## PROBLEM STATEMENT
Return a copy of every line in the records that includes the word "слова".

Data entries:

┏━━

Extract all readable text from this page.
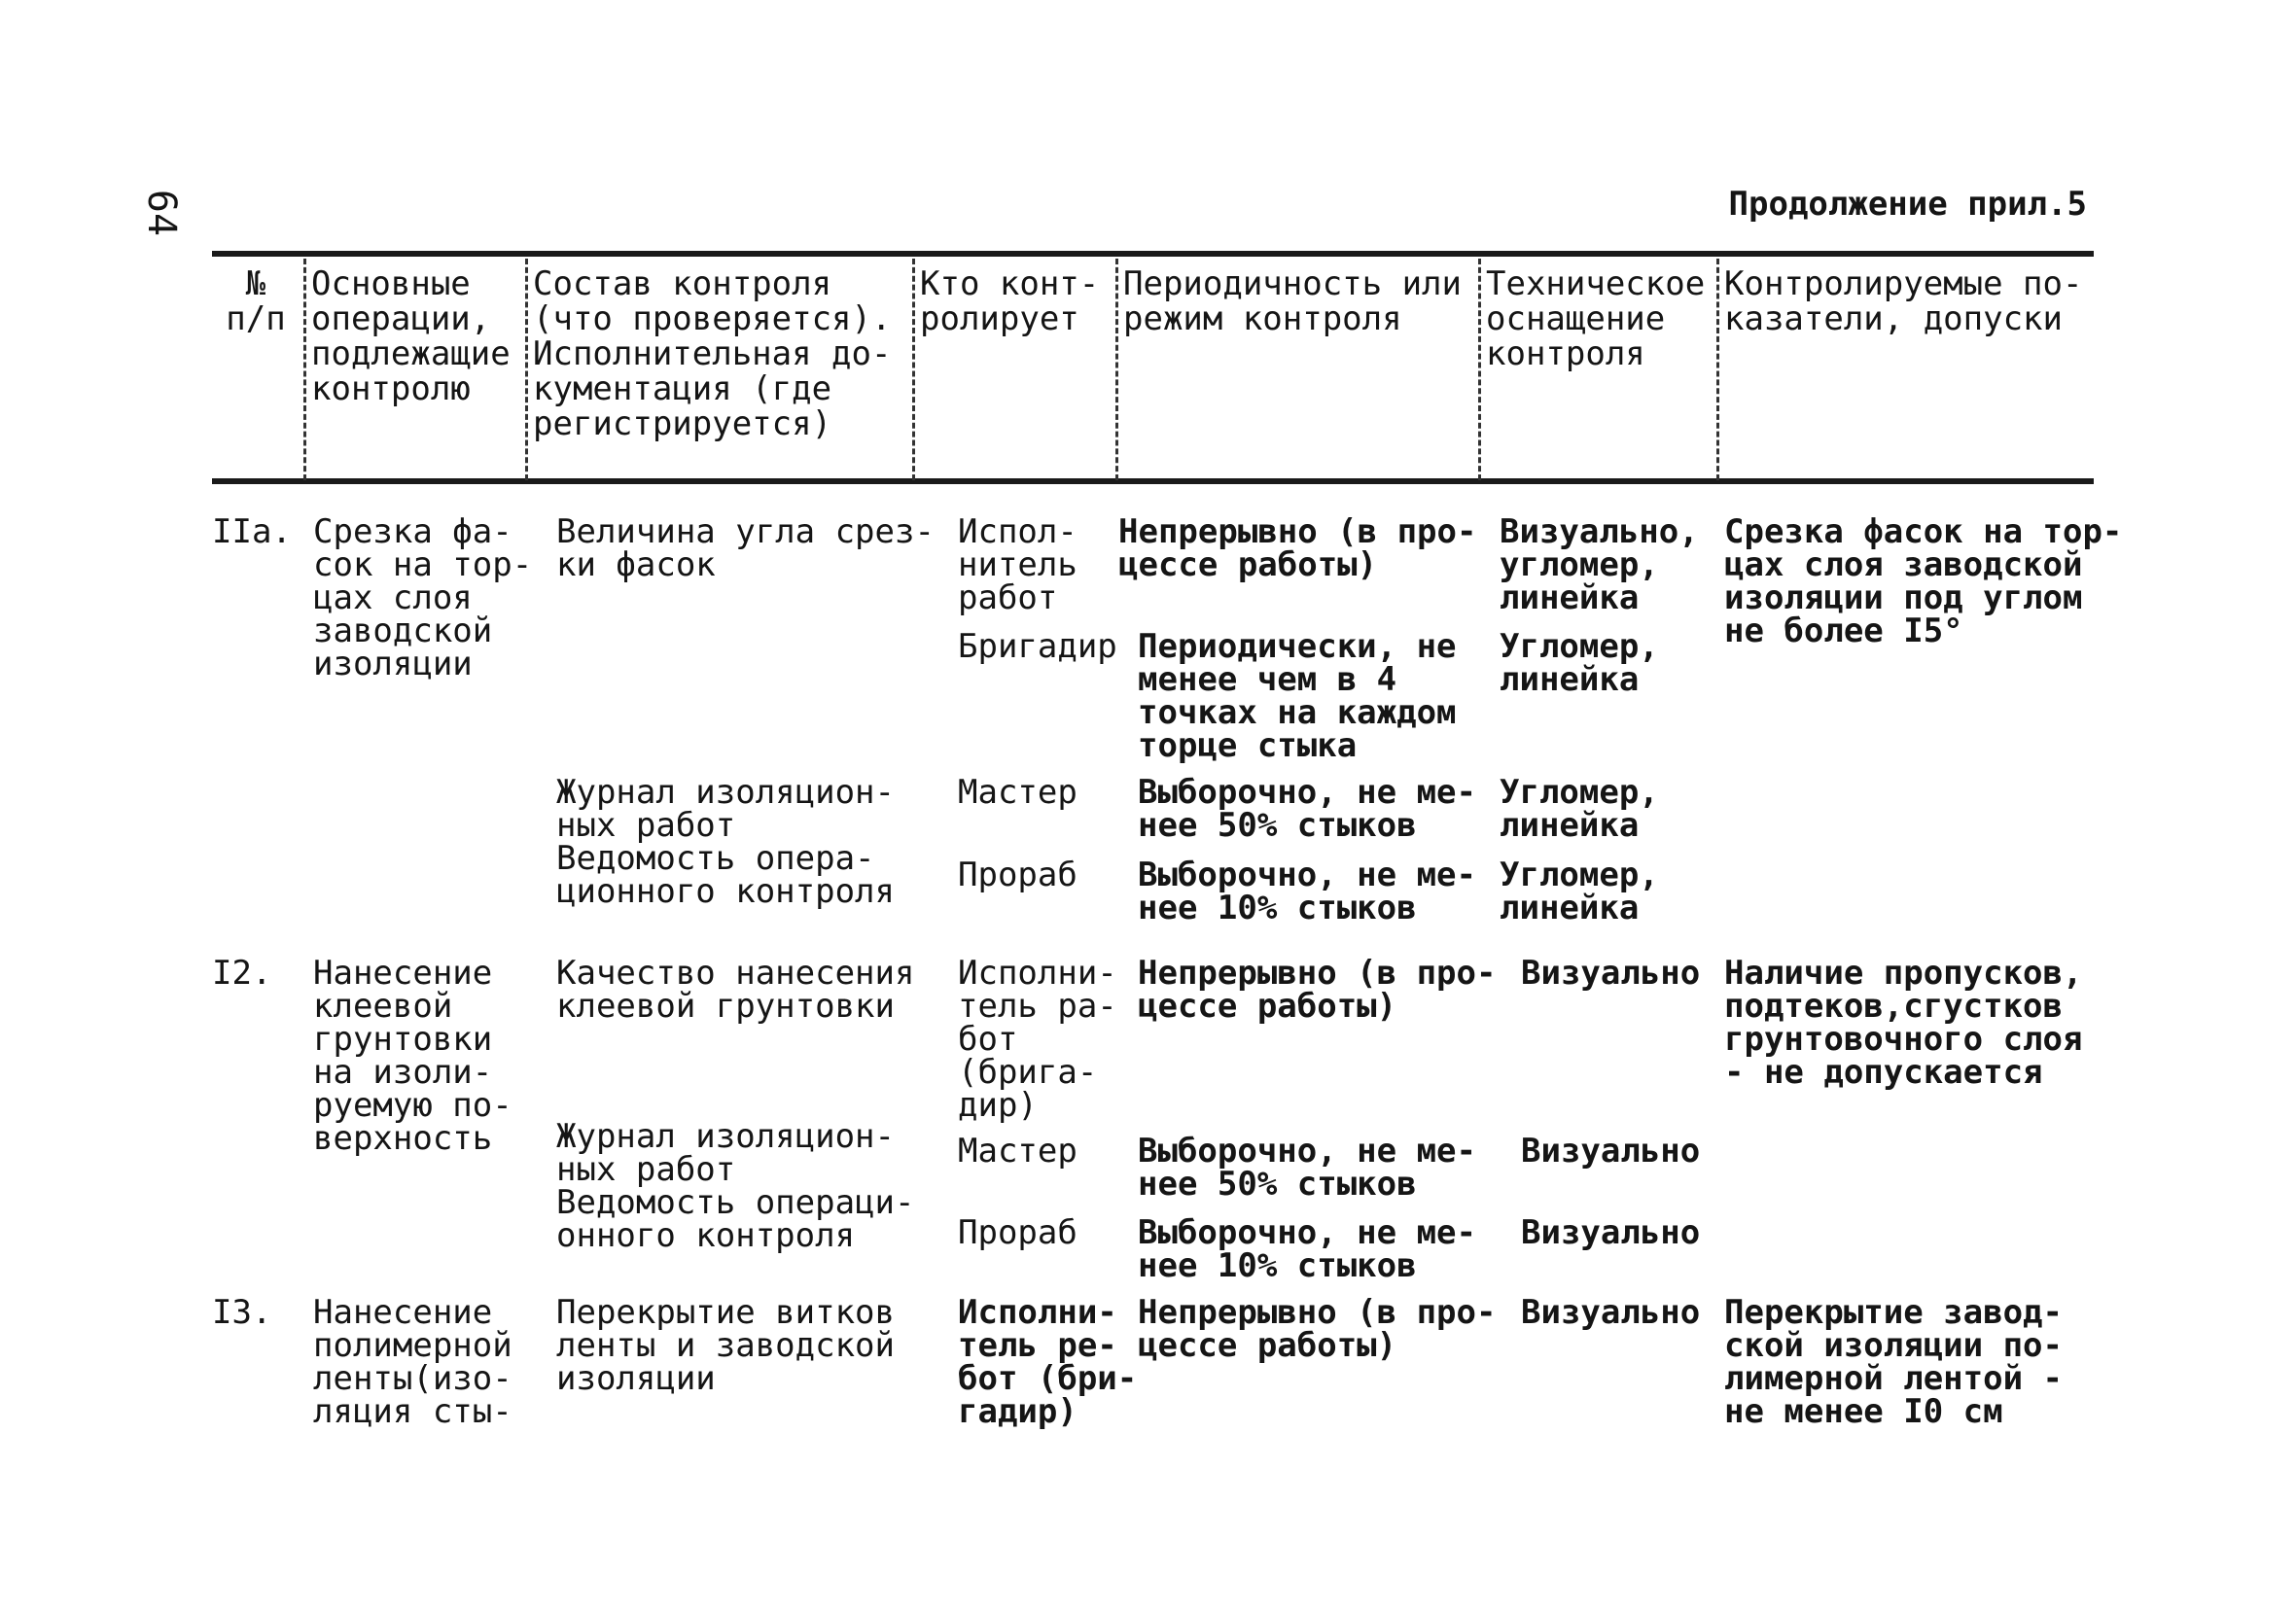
64	Продолжение прил.5
№
п/п
Основные
операции,
подлежащие
контролю
Состав контроля
(что проверяется).
Исполнительная до-
кументация (где
регистрируется)
Кто конт-
ролирует
Периодичность или
режим контроля
Техническое
оснащение
контроля
Контролируемые по-
казатели, допуски
IIa. Срезка фа-
сок на тор-
цах слоя
заводской
изоляции
Величина угла срез-
ки фасок
Журнал изоляцион-
ных работ
Ведомость опера-
ционного контроля
Испол-
нитель
работ
Бригадир
Мастер
Прораб
Непрерывно (в про-
цессе работы)
Периодически, не
менее чем в 4
точках на каждом
торце стыка
Выборочно, не ме-
нее 50% стыков
Выборочно, не ме-
нее 10% стыков
Визуально,
угломер,
линейка
Угломер,
линейка
Угломер,
линейка
Угломер,
линейка
Срезка фасок на тор-
цах слоя заводской
изоляции под углом
не более I5°
I2. Нанесение
клеевой
грунтовки
на изоли-
руемую по-
верхность
Качество нанесения
клеевой грунтовки
Журнал изоляцион-
ных работ
Ведомость операци-
онного контроля
Исполни-
тель ра-
бот
(брига-
дир)
Мастер
Прораб
Непрерывно (в про-
цессе работы)
Выборочно, не ме-
нее 50% стыков
Выборочно, не ме-
нее 10% стыков
Визуально
Визуально
Визуально
Наличие пропусков,
подтеков,сгустков
грунтовочного слоя
- не допускается
I3. Нанесение
полимерной
ленты(изо-
ляция сты-
Перекрытие витков
ленты и заводской
изоляции
Исполни-
тель ре-
бот (бри-
гадир)
Непрерывно (в про-
цессе работы)
Визуально Перекрытие завод-
ской изоляции по-
лимерной лентой -
не менее I0 см
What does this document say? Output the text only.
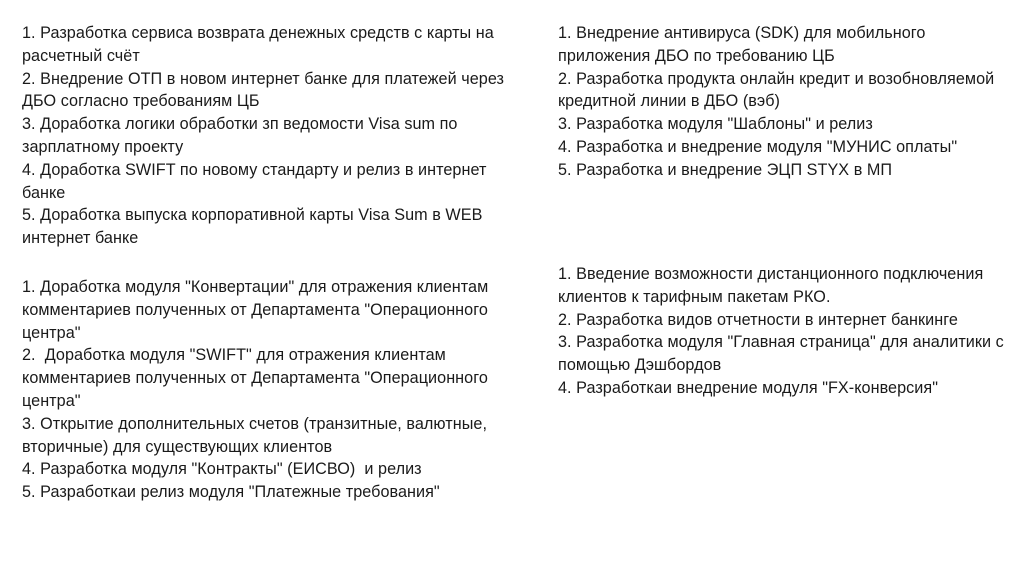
1. Разработка сервиса возврата денежных средств с карты на расчетный счёт
2. Внедрение ОТП в новом интернет банке для платежей через ДБО согласно требованиям ЦБ
3. Доработка логики обработки зп ведомости Visa sum по зарплатному проекту
4. Доработка SWIFT по новому стандарту и релиз в интернет банке
5. Доработка выпуска корпоративной карты Visa Sum в WEB интернет банке
1. Доработка модуля "Конвертации" для отражения клиентам комментариев полученных от Департамента "Операционного центра"
2.  Доработка модуля "SWIFT" для отражения клиентам комментариев полученных от Департамента "Операционного центра"
3. Открытие дополнительных счетов (транзитные, валютные, вторичные) для существующих клиентов
4. Разработка модуля "Контракты" (ЕИСВО)  и релиз
5. Разработкаи релиз модуля "Платежные требования"
1. Внедрение антивируса (SDK) для мобильного приложения ДБО по требованию ЦБ
2. Разработка продукта онлайн кредит и возобновляемой кредитной линии в ДБО (вэб)
3. Разработка модуля "Шаблоны" и релиз
4. Разработка и внедрение модуля "МУНИС оплаты"
5. Разработка и внедрение ЭЦП STYX в МП
1. Введение возможности дистанционного подключения клиентов к тарифным пакетам РКО.
2. Разработка видов отчетности в интернет банкинге
3. Разработка модуля "Главная страница" для аналитики с помощью Дэшбордов
4. Разработкаи внедрение модуля "FX-конверсия"
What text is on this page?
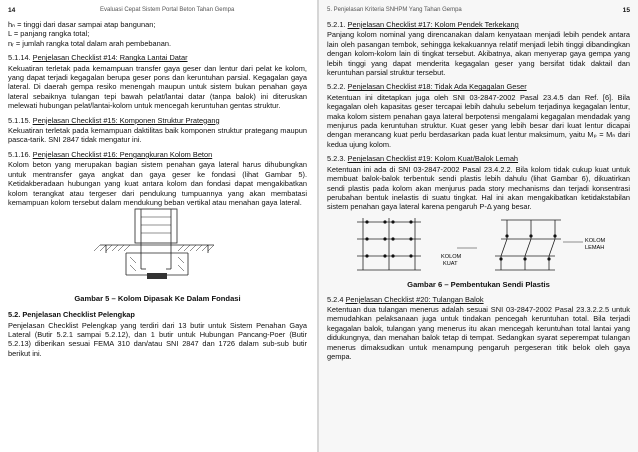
14	Evaluasi Cepat Sistem Portal Beton Tahan Gempa
hₙ = tinggi dari dasar sampai atap bangunan;
L = panjang rangka total;
nᵣ = jumlah rangka total dalam arah pembebanan.
5.1.14. Penjelasan Checklist #14: Rangka Lantai Datar

Kekuatiran terletak pada kemampuan transfer gaya geser dan lentur dari pelat ke kolom, yang dapat terjadi kegagalan berupa geser pons dan keruntuhan parsial. Kegagalan gaya lateral. Di daerah gempa resiko menengah maupun untuk sistem bukan penahan gaya lateral sebaiknya tulangan tepi bawah pelat/lantai datar (tanpa balok) ini diteruskan melewati hubungan pelat/lantai-kolom untuk mencegah keruntuhan gentas struktur.

5.1.15. Penjelasan Checklist #15: Komponen Struktur Prategang

Kekuatiran terletak pada kemampuan daktilitas baik komponen struktur prategang maupun pasca-tarik. SNI 2847 tidak mengatur ini.

5.1.16. Penjelasan Checklist #16: Pengangkuran Kolom Beton

Kolom beton yang merupakan bagian sistem penahan gaya lateral harus dihubungkan untuk mentransfer gaya angkat dan gaya geser ke fondasi (lihat Gambar 5). Ketidakberadaan hubungan yang kuat antara kolom dan fondasi dapat mengakibatkan kolom terangkat atau tergeser dari pendukung tumpuannya yang akan membatasi kemampuan kolom tersebut dalam mendukung beban vertikal atau menahan gaya lateral.

Gambar 5 – Kolom Dipasak Ke Dalam Fondasi
5.2. Penjelasan Checklist Pelengkap

Penjelasan Checklist Pelengkap yang terdiri dari 13 butir untuk Sistem Penahan Gaya Lateral (Butir 5.2.1 sampai 5.2.12), dan 1 butir untuk Hubungan Pancang-Poer (Butir 5.2.13) diberikan sesuai FEMA 310 dan/atau SNI 2847 dan 1726 dalam sub-sub butir berikut ini.

5. Penjelasan Kriteria SNHPM Yang Tahan Gempa	15
5.2.1. Penjelasan Checklist #17: Kolom Pendek Terkekang

Panjang kolom nominal yang direncanakan dalam kenyataan menjadi lebih pendek antara lain oleh pasangan tembok, sehingga kekakuannya relatif menjadi lebih tinggi dibandingkan dengan kolom-kolom lain di tingkat tersebut. Akibatnya, akan menyerap gaya gempa yang lebih tinggi yang dapat menderita kegagalan geser yang bersifat tidak daktail dan keruntuhan parsial struktur tersebut.

5.2.2. Penjelasan Checklist #18: Tidak Ada Kegagalan Geser

Ketentuan ini ditetapkan juga oleh SNI 03-2847-2002 Pasal 23.4.5 dan Ref. [6]. Bila kegagalan oleh kapasitas geser tercapai lebih dahulu sebelum terjadinya kegagalan lentur, maka kolom sistem penahan gaya lateral berpotensi mengalami kegagalan mendadak yang menjurus pada keruntuhan struktur. Kuat geser yang lebih besar dari kuat lentur dicapai dengan merancang kuat perlu berdasarkan pada kuat lentur maksimum, yaitu Mₚ = Mₙ dari kedua ujung kolom.

5.2.3. Penjelasan Checklist #19: Kolom Kuat/Balok Lemah

Ketentuan ini ada di SNI 03-2847-2002 Pasal 23.4.2.2. Bila kolom tidak cukup kuat untuk membuat balok-balok terbentuk sendi plastis lebih dahulu (lihat Gambar 6), dikuatirkan sendi plastis pada kolom akan menjurus pada story mechanisms dan terjadi konsentrasi perubahan bentuk inelastis di suatu tingkat. Hal ini akan mengakibatkan ketidakstabilan sistem penahan gaya lateral karena pengaruh P-Δ yang besar.

KOLOM
KUAT
KOLOM
LEMAH
Gambar 6 – Pembentukan Sendi Plastis
5.2.4 Penjelasan Checklist #20: Tulangan Balok

Ketentuan dua tulangan menerus adalah sesuai SNI 03-2847-2002 Pasal 23.3.2.2.5 untuk memudahkan pelaksanaan juga untuk tindakan pencegah keruntuhan total. Bila terjadi kegagalan balok, tulangan yang menerus itu akan mencegah keruntuhan total lantai yang didukungnya, dan menahan balok tetap di tempat. Sedangkan syarat seperempat tulangan menerus dimaksudkan untuk menampung pengaruh pergeseran titik belok oleh gaya gempa.
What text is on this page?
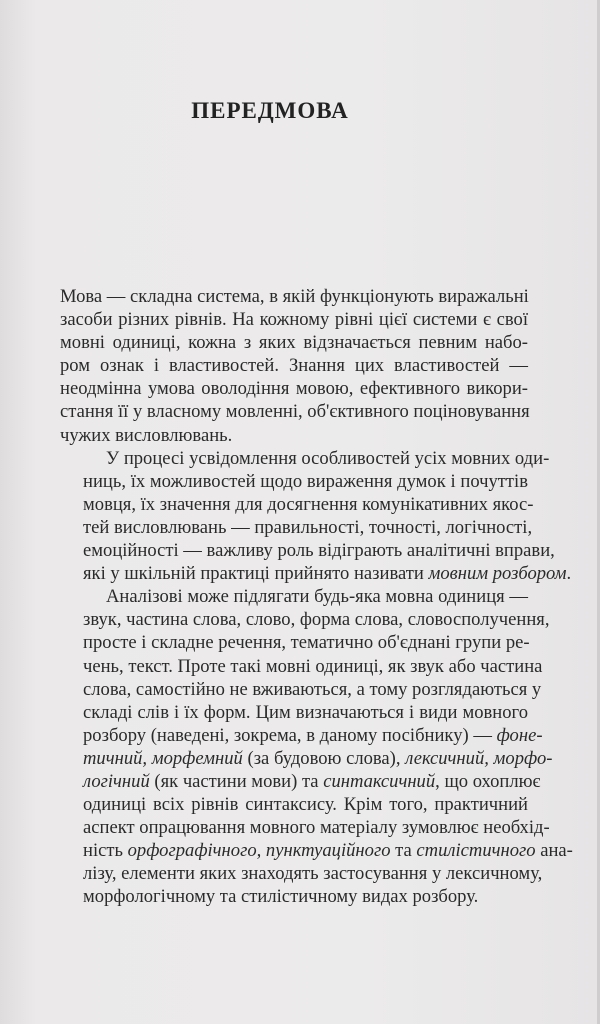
ПЕРЕДМОВА

Мова — складна система, в якій функціонують виражальні
засоби різних рівнів. На кожному рівні цієї системи є свої
мовні одиниці, кожна з яких відзначається певним набо-
ром ознак і властивостей. Знання цих властивостей —
неодмінна умова оволодіння мовою, ефективного викори-
стання її у власному мовленні, об'єктивного поціновування
чужих висловлювань.

У процесі усвідомлення особливостей усіх мовних оди-
ниць, їх можливостей щодо вираження думок і почуттів
мовця, їх значення для досягнення комунікативних якос-
тей висловлювань — правильності, точності, логічності,
емоційності — важливу роль відіграють аналітичні вправи,
які у шкільній практиці прийнято називати мовним розбором.

Аналізові може підлягати будь-яка мовна одиниця —
звук, частина слова, слово, форма слова, словосполучення,
просте і складне речення, тематично об'єднані групи ре-
чень, текст. Проте такі мовні одиниці, як звук або частина
слова, самостійно не вживаються, а тому розглядаються у
складі слів і їх форм. Цим визначаються і види мовного
розбору (наведені, зокрема, в даному посібнику) — фоне-
тичний, морфемний (за будовою слова), лексичний, морфо-
логічний (як частини мови) та синтаксичний, що охоплює
одиниці всіх рівнів синтаксису. Крім того, практичний
аспект опрацювання мовного матеріалу зумовлює необхід-
ність орфографічного, пунктуаційного та стилістичного ана-
лізу, елементи яких знаходять застосування у лексичному,
морфологічному та стилістичному видах розбору.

┗━━

## RESPONSE TO THE TASK
звук, частина слова, слово, форма слова, словосполучення,
слова, самостійно не вживаються, а тому розглядаються у
тичний, морфемний (за будовою слова), лексичний, морфо-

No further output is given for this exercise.